* start EXTRACTED DATA *

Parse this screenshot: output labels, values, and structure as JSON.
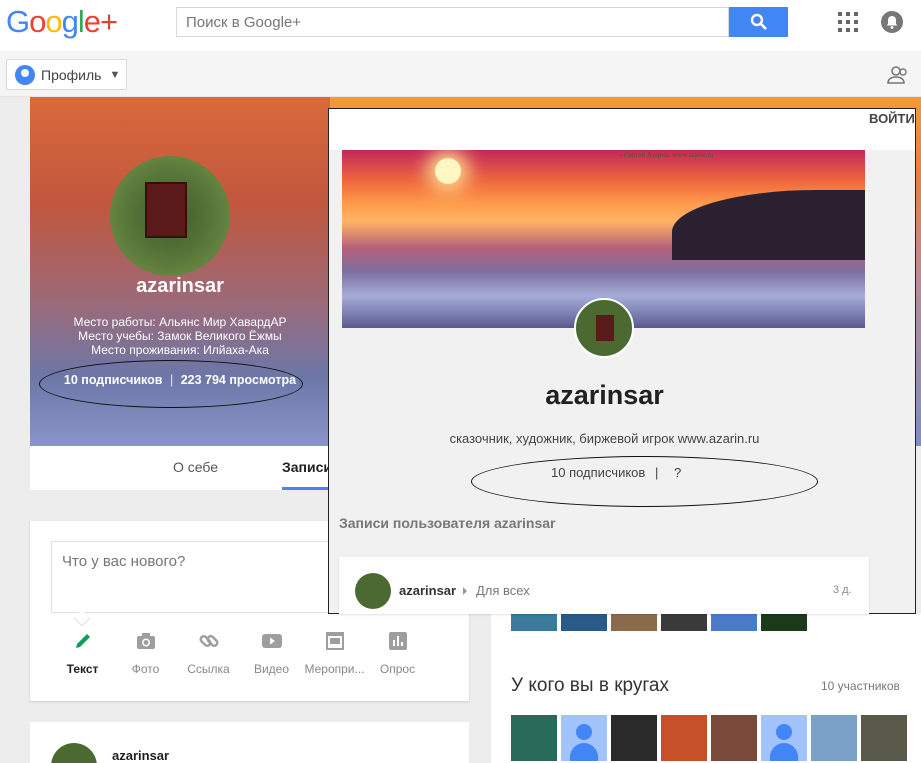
{
  "topbar": {
    "logo_word": "Google",
    "logo_plus": "+",
    "search_placeholder": "Поиск в Google+"
  },
  "subbar": {
    "profile_label": "Профиль"
  },
  "profile": {
    "name": "azarinsar",
    "work": "Место работы: Альянс Мир ХавардАР",
    "study": "Место учебы: Замок Великого Ёжмы",
    "residence": "Место проживания: Илйаха-Ака",
    "followers": "10 подписчиков",
    "separator": "|",
    "views": "223 794 просмотра"
  },
  "tabs": {
    "about": "О себе",
    "posts": "Записи"
  },
  "compose": {
    "placeholder": "Что у вас нового?",
    "tools": [
      {
        "label": "Текст",
        "icon": "pencil-icon",
        "color": "#0f9d58"
      },
      {
        "label": "Фото",
        "icon": "camera-icon",
        "color": "#9e9e9e"
      },
      {
        "label": "Ссылка",
        "icon": "link-icon",
        "color": "#9e9e9e"
      },
      {
        "label": "Видео",
        "icon": "video-icon",
        "color": "#9e9e9e"
      },
      {
        "label": "Меропри...",
        "icon": "event-icon",
        "color": "#9e9e9e"
      },
      {
        "label": "Опрос",
        "icon": "poll-icon",
        "color": "#9e9e9e"
      }
    ]
  },
  "post": {
    "author": "azarinsar"
  },
  "circles": {
    "title": "У кого вы в кругах",
    "count": "10 участников"
  },
  "overlay": {
    "login": "ВОЙТИ",
    "caption": "- Сергей Азарин, www.azarin.ru",
    "name": "azarinsar",
    "bio": "сказочник, художник, биржевой игрок www.azarin.ru",
    "followers": "10 подписчиков",
    "separator": "|",
    "views": "?",
    "section_title": "Записи пользователя azarinsar",
    "post_author": "azarinsar",
    "post_audience": "Для всех",
    "post_time": "3 д."
  },
  "colors": {
    "accent": "#4285f4",
    "brand_red": "#db4437"
  }
}
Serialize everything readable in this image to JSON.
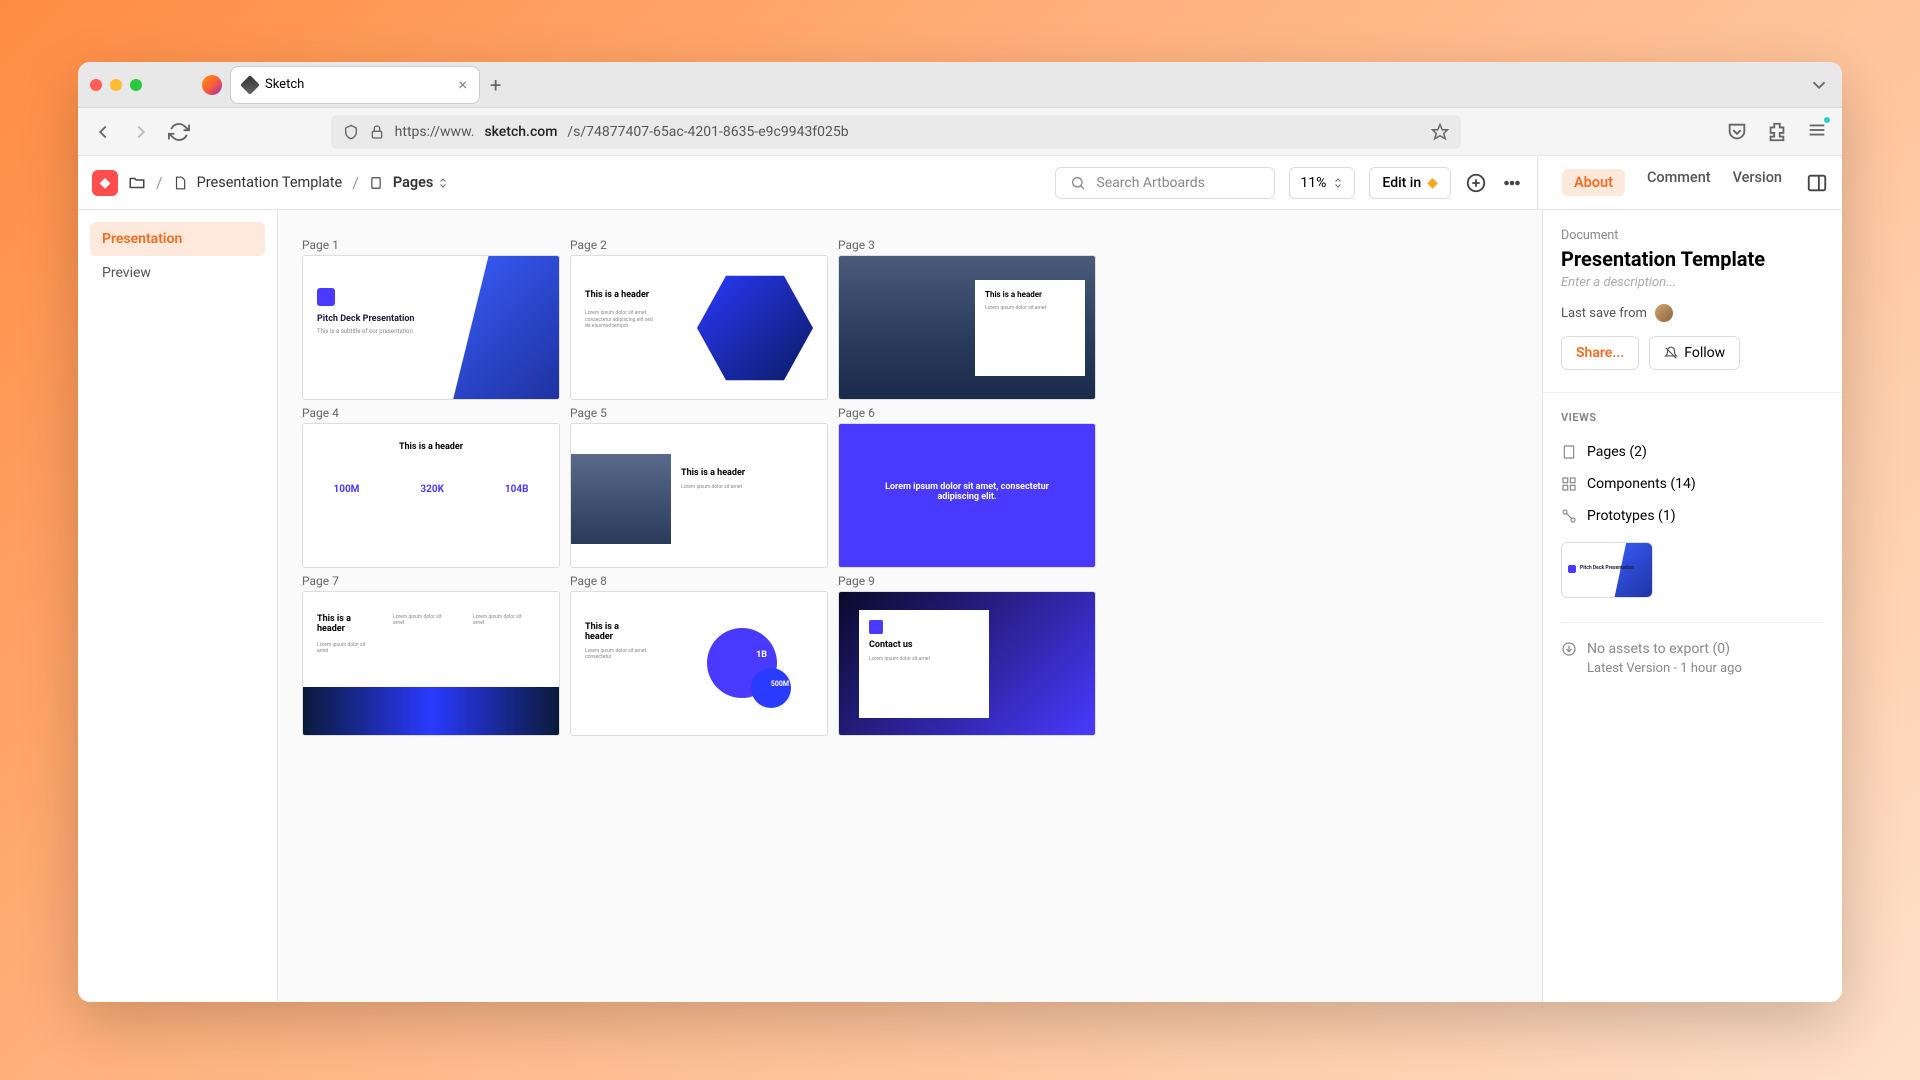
{
  "tab": {
    "title": "Sketch"
  },
  "url": {
    "protocol": "https://www.",
    "domain": "sketch.com",
    "path": "/s/74877407-65ac-4201-8635-e9c9943f025b"
  },
  "breadcrumb": {
    "doc": "Presentation Template",
    "pages": "Pages"
  },
  "toolbar": {
    "search_placeholder": "Search Artboards",
    "zoom": "11%",
    "editin": "Edit in"
  },
  "panel_tabs": {
    "about": "About",
    "comment": "Comment",
    "version": "Version"
  },
  "sidebar": {
    "items": [
      {
        "label": "Presentation"
      },
      {
        "label": "Preview"
      }
    ]
  },
  "artboards": [
    {
      "label": "Page 1",
      "title": "Pitch Deck Presentation",
      "sub": "This is a subtitle of our presentation"
    },
    {
      "label": "Page 2",
      "title": "This is a header",
      "sub": "Lorem ipsum dolor sit amet consectetur adipiscing elit sed do eiusmod tempor"
    },
    {
      "label": "Page 3",
      "title": "This is a header",
      "sub": "Lorem ipsum dolor sit amet"
    },
    {
      "label": "Page 4",
      "title": "This is a header",
      "n1": "100M",
      "n2": "320K",
      "n3": "104B"
    },
    {
      "label": "Page 5",
      "title": "This is a header",
      "sub": "Lorem ipsum dolor sit amet"
    },
    {
      "label": "Page 6",
      "title": "Lorem ipsum dolor sit amet, consectetur adipiscing elit."
    },
    {
      "label": "Page 7",
      "title": "This is a header",
      "sub": "Lorem ipsum dolor sit amet"
    },
    {
      "label": "Page 8",
      "title": "This is a header",
      "n1": "1B",
      "n2": "500M",
      "sub": "Lorem ipsum dolor sit amet consectetur"
    },
    {
      "label": "Page 9",
      "title": "Contact us",
      "sub": "Lorem ipsum dolor sit amet"
    }
  ],
  "inspector": {
    "doc_label": "Document",
    "title": "Presentation Template",
    "desc_placeholder": "Enter a description...",
    "lastsave": "Last save from",
    "share": "Share...",
    "follow": "Follow",
    "views_hdr": "VIEWS",
    "pages": "Pages (2)",
    "components": "Components (14)",
    "prototypes": "Prototypes (1)",
    "export": "No assets to export (0)",
    "version": "Latest Version - 1 hour ago"
  }
}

* end EXTRACTED DATA *

__EXERCISE DESCRIPTION__
From the listing, extract all text exactly as given and drop any picture.

__ANSWER TO THE PROBLEM__
Parse this screenshot: output labels, values, and structure as JSON.
{
  "topbar": {
    "logo_word": "Google",
    "logo_plus": "+",
    "search_placeholder": "Поиск в Google+"
  },
  "subbar": {
    "profile_label": "Профиль"
  },
  "profile": {
    "name": "azarinsar",
    "work": "Место работы: Альянс Мир ХавардАР",
    "study": "Место учебы: Замок Великого Ёжмы",
    "residence": "Место проживания: Илйаха-Ака",
    "followers": "10 подписчиков",
    "separator": "|",
    "views": "223 794 просмотра"
  },
  "tabs": {
    "about": "О себе",
    "posts": "Записи"
  },
  "compose": {
    "placeholder": "Что у вас нового?",
    "tools": [
      {
        "label": "Текст",
        "icon": "pencil-icon",
        "color": "#0f9d58"
      },
      {
        "label": "Фото",
        "icon": "camera-icon",
        "color": "#9e9e9e"
      },
      {
        "label": "Ссылка",
        "icon": "link-icon",
        "color": "#9e9e9e"
      },
      {
        "label": "Видео",
        "icon": "video-icon",
        "color": "#9e9e9e"
      },
      {
        "label": "Меропри...",
        "icon": "event-icon",
        "color": "#9e9e9e"
      },
      {
        "label": "Опрос",
        "icon": "poll-icon",
        "color": "#9e9e9e"
      }
    ]
  },
  "post": {
    "author": "azarinsar"
  },
  "circles": {
    "title": "У кого вы в кругах",
    "count": "10 участников"
  },
  "overlay": {
    "login": "ВОЙТИ",
    "caption": "- Сергей Азарин, www.azarin.ru",
    "name": "azarinsar",
    "bio": "сказочник, художник, биржевой игрок www.azarin.ru",
    "followers": "10 подписчиков",
    "separator": "|",
    "views": "?",
    "section_title": "Записи пользователя azarinsar",
    "post_author": "azarinsar",
    "post_audience": "Для всех",
    "post_time": "3 д."
  },
  "colors": {
    "accent": "#4285f4",
    "brand_red": "#db4437"
  }
}
Serialize everything readable in this image to JSON.
{
  "tab": {
    "title": "Sketch"
  },
  "url": {
    "protocol": "https://www.",
    "domain": "sketch.com",
    "path": "/s/74877407-65ac-4201-8635-e9c9943f025b"
  },
  "breadcrumb": {
    "doc": "Presentation Template",
    "pages": "Pages"
  },
  "toolbar": {
    "search_placeholder": "Search Artboards",
    "zoom": "11%",
    "editin": "Edit in"
  },
  "panel_tabs": {
    "about": "About",
    "comment": "Comment",
    "version": "Version"
  },
  "sidebar": {
    "items": [
      {
        "label": "Presentation"
      },
      {
        "label": "Preview"
      }
    ]
  },
  "artboards": [
    {
      "label": "Page 1",
      "title": "Pitch Deck Presentation",
      "sub": "This is a subtitle of our presentation"
    },
    {
      "label": "Page 2",
      "title": "This is a header",
      "sub": "Lorem ipsum dolor sit amet consectetur adipiscing elit sed do eiusmod tempor"
    },
    {
      "label": "Page 3",
      "title": "This is a header",
      "sub": "Lorem ipsum dolor sit amet"
    },
    {
      "label": "Page 4",
      "title": "This is a header",
      "n1": "100M",
      "n2": "320K",
      "n3": "104B"
    },
    {
      "label": "Page 5",
      "title": "This is a header",
      "sub": "Lorem ipsum dolor sit amet"
    },
    {
      "label": "Page 6",
      "title": "Lorem ipsum dolor sit amet, consectetur adipiscing elit."
    },
    {
      "label": "Page 7",
      "title": "This is a header",
      "sub": "Lorem ipsum dolor sit amet"
    },
    {
      "label": "Page 8",
      "title": "This is a header",
      "n1": "1B",
      "n2": "500M",
      "sub": "Lorem ipsum dolor sit amet consectetur"
    },
    {
      "label": "Page 9",
      "title": "Contact us",
      "sub": "Lorem ipsum dolor sit amet"
    }
  ],
  "inspector": {
    "doc_label": "Document",
    "title": "Presentation Template",
    "desc_placeholder": "Enter a description...",
    "lastsave": "Last save from",
    "share": "Share...",
    "follow": "Follow",
    "views_hdr": "VIEWS",
    "pages": "Pages (2)",
    "components": "Components (14)",
    "prototypes": "Prototypes (1)",
    "export": "No assets to export (0)",
    "version": "Latest Version - 1 hour ago"
  }
}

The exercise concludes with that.